**Stored records**
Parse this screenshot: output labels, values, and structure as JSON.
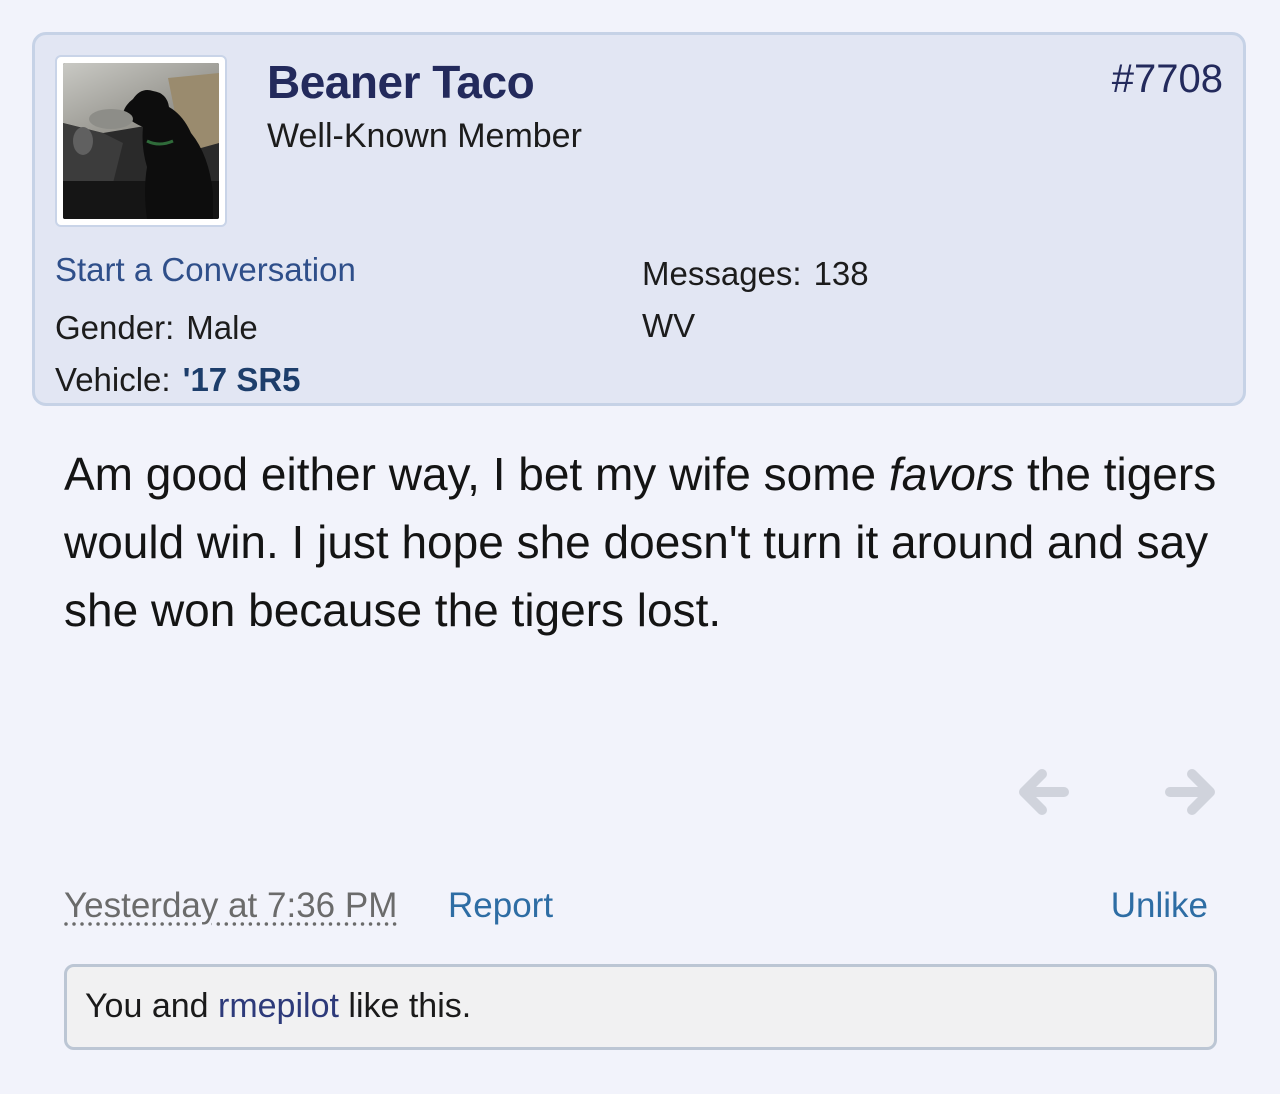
{
  "post": {
    "number": "#7708",
    "author": {
      "name": "Beaner Taco",
      "title": "Well-Known Member",
      "avatar_icon": "dog-in-car-photo"
    },
    "actions": {
      "start_conversation": "Start a Conversation"
    },
    "info": {
      "gender_label": "Gender:",
      "gender_value": "Male",
      "vehicle_label": "Vehicle:",
      "vehicle_value": "'17 SR5",
      "messages_label": "Messages:",
      "messages_value": "138",
      "location": "WV"
    },
    "message": {
      "part1": "Am good either way, I bet my wife some ",
      "emphasis": "favors",
      "part2": " the tigers would win. I just hope she doesn't turn it around and say she won because the tigers lost."
    },
    "nav": {
      "prev_icon": "arrow-left-icon",
      "next_icon": "arrow-right-icon"
    },
    "footer": {
      "timestamp": "Yesterday at 7:36 PM",
      "report": "Report",
      "unlike": "Unlike"
    },
    "likes": {
      "prefix": "You and ",
      "liker": "rmepilot",
      "suffix": " like this."
    }
  },
  "colors": {
    "card_background": "#e2e6f3",
    "card_border": "#c6d2e6",
    "page_background": "#f2f3fb",
    "username": "#232a5c",
    "link": "#2e6da4"
  }
}
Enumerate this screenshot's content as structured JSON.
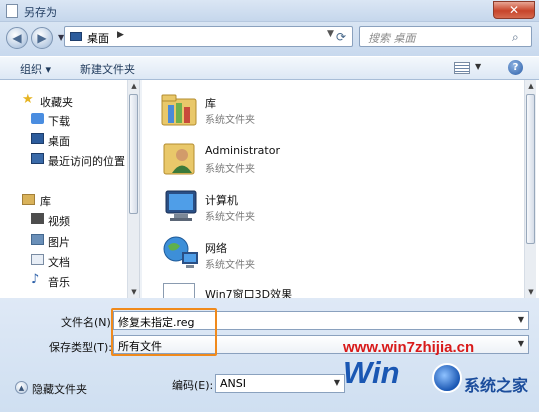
{
  "window": {
    "title": "另存为",
    "close_label": "✕"
  },
  "nav": {
    "back_icon": "back-arrow-icon",
    "forward_icon": "forward-arrow-icon",
    "address": "桌面",
    "search_placeholder": "搜索 桌面"
  },
  "toolbar": {
    "organize": "组织 ▾",
    "new_folder": "新建文件夹",
    "help": "?"
  },
  "sidebar": {
    "favorites_label": "收藏夹",
    "favorites": [
      "下载",
      "桌面",
      "最近访问的位置"
    ],
    "libraries_label": "库",
    "libraries": [
      "视频",
      "图片",
      "文档",
      "音乐"
    ]
  },
  "files": [
    {
      "name": "库",
      "type": "系统文件夹",
      "icon": "library-folder-icon"
    },
    {
      "name": "Administrator",
      "type": "系统文件夹",
      "icon": "user-folder-icon"
    },
    {
      "name": "计算机",
      "type": "系统文件夹",
      "icon": "computer-icon"
    },
    {
      "name": "网络",
      "type": "系统文件夹",
      "icon": "network-icon"
    },
    {
      "name": "Win7窗口3D效果",
      "type": "",
      "icon": "file-icon"
    }
  ],
  "form": {
    "filename_label": "文件名(N):",
    "filename_value": "修复未指定.reg",
    "filetype_label": "保存类型(T):",
    "filetype_value": "所有文件",
    "encoding_label": "编码(E):",
    "encoding_value": "ANSI",
    "hide_folders": "隐藏文件夹"
  },
  "watermark": {
    "url": "www.win7zhijia.cn",
    "big": "Win",
    "cn": "系统之家"
  },
  "colors": {
    "highlight": "#f08a1c",
    "watermark_red": "#d81a1a",
    "watermark_blue": "#1a57b3"
  }
}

**Your task**
Copy out all the records exactly, excluding pictures.

**Correct result**
Parse this screenshot: output labels, values, and structure as JSON.
{
  "post": {
    "number": "#7708",
    "author": {
      "name": "Beaner Taco",
      "title": "Well-Known Member",
      "avatar_icon": "dog-in-car-photo"
    },
    "actions": {
      "start_conversation": "Start a Conversation"
    },
    "info": {
      "gender_label": "Gender:",
      "gender_value": "Male",
      "vehicle_label": "Vehicle:",
      "vehicle_value": "'17 SR5",
      "messages_label": "Messages:",
      "messages_value": "138",
      "location": "WV"
    },
    "message": {
      "part1": "Am good either way, I bet my wife some ",
      "emphasis": "favors",
      "part2": " the tigers would win. I just hope she doesn't turn it around and say she won because the tigers lost."
    },
    "nav": {
      "prev_icon": "arrow-left-icon",
      "next_icon": "arrow-right-icon"
    },
    "footer": {
      "timestamp": "Yesterday at 7:36 PM",
      "report": "Report",
      "unlike": "Unlike"
    },
    "likes": {
      "prefix": "You and ",
      "liker": "rmepilot",
      "suffix": " like this."
    }
  },
  "colors": {
    "card_background": "#e2e6f3",
    "card_border": "#c6d2e6",
    "page_background": "#f2f3fb",
    "username": "#232a5c",
    "link": "#2e6da4"
  }
}
Enumerate this screenshot's content as structured JSON.
{
  "window": {
    "title": "另存为",
    "close_label": "✕"
  },
  "nav": {
    "back_icon": "back-arrow-icon",
    "forward_icon": "forward-arrow-icon",
    "address": "桌面",
    "search_placeholder": "搜索 桌面"
  },
  "toolbar": {
    "organize": "组织 ▾",
    "new_folder": "新建文件夹",
    "help": "?"
  },
  "sidebar": {
    "favorites_label": "收藏夹",
    "favorites": [
      "下载",
      "桌面",
      "最近访问的位置"
    ],
    "libraries_label": "库",
    "libraries": [
      "视频",
      "图片",
      "文档",
      "音乐"
    ]
  },
  "files": [
    {
      "name": "库",
      "type": "系统文件夹",
      "icon": "library-folder-icon"
    },
    {
      "name": "Administrator",
      "type": "系统文件夹",
      "icon": "user-folder-icon"
    },
    {
      "name": "计算机",
      "type": "系统文件夹",
      "icon": "computer-icon"
    },
    {
      "name": "网络",
      "type": "系统文件夹",
      "icon": "network-icon"
    },
    {
      "name": "Win7窗口3D效果",
      "type": "",
      "icon": "file-icon"
    }
  ],
  "form": {
    "filename_label": "文件名(N):",
    "filename_value": "修复未指定.reg",
    "filetype_label": "保存类型(T):",
    "filetype_value": "所有文件",
    "encoding_label": "编码(E):",
    "encoding_value": "ANSI",
    "hide_folders": "隐藏文件夹"
  },
  "watermark": {
    "url": "www.win7zhijia.cn",
    "big": "Win",
    "cn": "系统之家"
  },
  "colors": {
    "highlight": "#f08a1c",
    "watermark_red": "#d81a1a",
    "watermark_blue": "#1a57b3"
  }
}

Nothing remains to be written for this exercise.